Problem statement |
Can you set out every line of the entries below as a Markdown table with the columns "Row" and "Line", leaving out any blank lines?
---------- Exercise data ----------
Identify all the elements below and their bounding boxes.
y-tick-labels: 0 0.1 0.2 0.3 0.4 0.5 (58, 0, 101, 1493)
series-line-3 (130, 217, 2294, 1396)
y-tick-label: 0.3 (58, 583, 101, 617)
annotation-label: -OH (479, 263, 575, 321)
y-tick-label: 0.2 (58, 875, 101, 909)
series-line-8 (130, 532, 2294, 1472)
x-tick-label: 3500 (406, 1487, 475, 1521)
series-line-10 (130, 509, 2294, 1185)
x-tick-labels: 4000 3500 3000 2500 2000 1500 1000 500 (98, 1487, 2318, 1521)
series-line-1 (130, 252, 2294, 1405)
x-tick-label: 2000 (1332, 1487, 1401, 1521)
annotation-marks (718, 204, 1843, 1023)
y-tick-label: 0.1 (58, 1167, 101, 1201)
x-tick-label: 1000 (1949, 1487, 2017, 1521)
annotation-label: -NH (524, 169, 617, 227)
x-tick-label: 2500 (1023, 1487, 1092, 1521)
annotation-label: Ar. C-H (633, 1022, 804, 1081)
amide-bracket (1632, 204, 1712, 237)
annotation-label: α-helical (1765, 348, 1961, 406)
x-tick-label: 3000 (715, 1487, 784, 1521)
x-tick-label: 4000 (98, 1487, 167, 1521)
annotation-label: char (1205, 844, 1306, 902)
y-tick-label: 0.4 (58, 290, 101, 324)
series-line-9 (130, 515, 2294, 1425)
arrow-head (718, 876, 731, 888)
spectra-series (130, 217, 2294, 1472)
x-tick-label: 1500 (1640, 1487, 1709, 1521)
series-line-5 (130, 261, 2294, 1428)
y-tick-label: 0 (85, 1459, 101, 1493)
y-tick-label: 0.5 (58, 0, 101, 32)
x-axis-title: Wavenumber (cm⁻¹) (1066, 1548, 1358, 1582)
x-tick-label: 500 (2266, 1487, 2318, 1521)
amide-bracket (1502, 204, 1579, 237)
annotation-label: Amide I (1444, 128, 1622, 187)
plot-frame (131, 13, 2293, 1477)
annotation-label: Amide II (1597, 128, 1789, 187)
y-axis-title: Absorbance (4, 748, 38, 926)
----------
Result |
| Row | Line |
|---|---|
| 1 | Identify all the elements below and their bounding boxes. |
| 2 | y-tick-labels: 0 0.1 0.2 0.3 0.4 0.5 (58, 0, 101, 1493) |
| 3 | series-line-3 (130, 217, 2294, 1396) |
| 4 | y-tick-label: 0.3 (58, 583, 101, 617) |
| 5 | annotation-label: -OH (479, 263, 575, 321) |
| 6 | y-tick-label: 0.2 (58, 875, 101, 909) |
| 7 | series-line-8 (130, 532, 2294, 1472) |
| 8 | x-tick-label: 3500 (406, 1487, 475, 1521) |
| 9 | series-line-10 (130, 509, 2294, 1185) |
| 10 | x-tick-labels: 4000 3500 3000 2500 2000 1500 1000 500 (98, 1487, 2318, 1521) |
| 11 | series-line-1 (130, 252, 2294, 1405) |
| 12 | x-tick-label: 2000 (1332, 1487, 1401, 1521) |
| 13 | annotation-marks (718, 204, 1843, 1023) |
| 14 | y-tick-label: 0.1 (58, 1167, 101, 1201) |
| 15 | x-tick-label: 1000 (1949, 1487, 2017, 1521) |
| 16 | annotation-label: -NH (524, 169, 617, 227) |
| 17 | x-tick-label: 2500 (1023, 1487, 1092, 1521) |
| 18 | annotation-label: Ar. C-H (633, 1022, 804, 1081) |
| 19 | amide-bracket (1632, 204, 1712, 237) |
| 20 | annotation-label: α-helical (1765, 348, 1961, 406) |
| 21 | x-tick-label: 3000 (715, 1487, 784, 1521) |
| 22 | x-tick-label: 4000 (98, 1487, 167, 1521) |
| 23 | annotation-label: char (1205, 844, 1306, 902) |
| 24 | y-tick-label: 0.4 (58, 290, 101, 324) |
| 25 | series-line-9 (130, 515, 2294, 1425) |
| 26 | arrow-head (718, 876, 731, 888) |
| 27 | spectra-series (130, 217, 2294, 1472) |
| 28 | x-tick-label: 1500 (1640, 1487, 1709, 1521) |
| 29 | series-line-5 (130, 261, 2294, 1428) |
| 30 | y-tick-label: 0 (85, 1459, 101, 1493) |
| 31 | y-tick-label: 0.5 (58, 0, 101, 32) |
| 32 | x-axis-title: Wavenumber (cm⁻¹) (1066, 1548, 1358, 1582) |
| 33 | x-tick-label: 500 (2266, 1487, 2318, 1521) |
| 34 | amide-bracket (1502, 204, 1579, 237) |
| 35 | annotation-label: Amide I (1444, 128, 1622, 187) |
| 36 | plot-frame (131, 13, 2293, 1477) |
| 37 | annotation-label: Amide II (1597, 128, 1789, 187) |
| 38 | y-axis-title: Absorbance (4, 748, 38, 926) |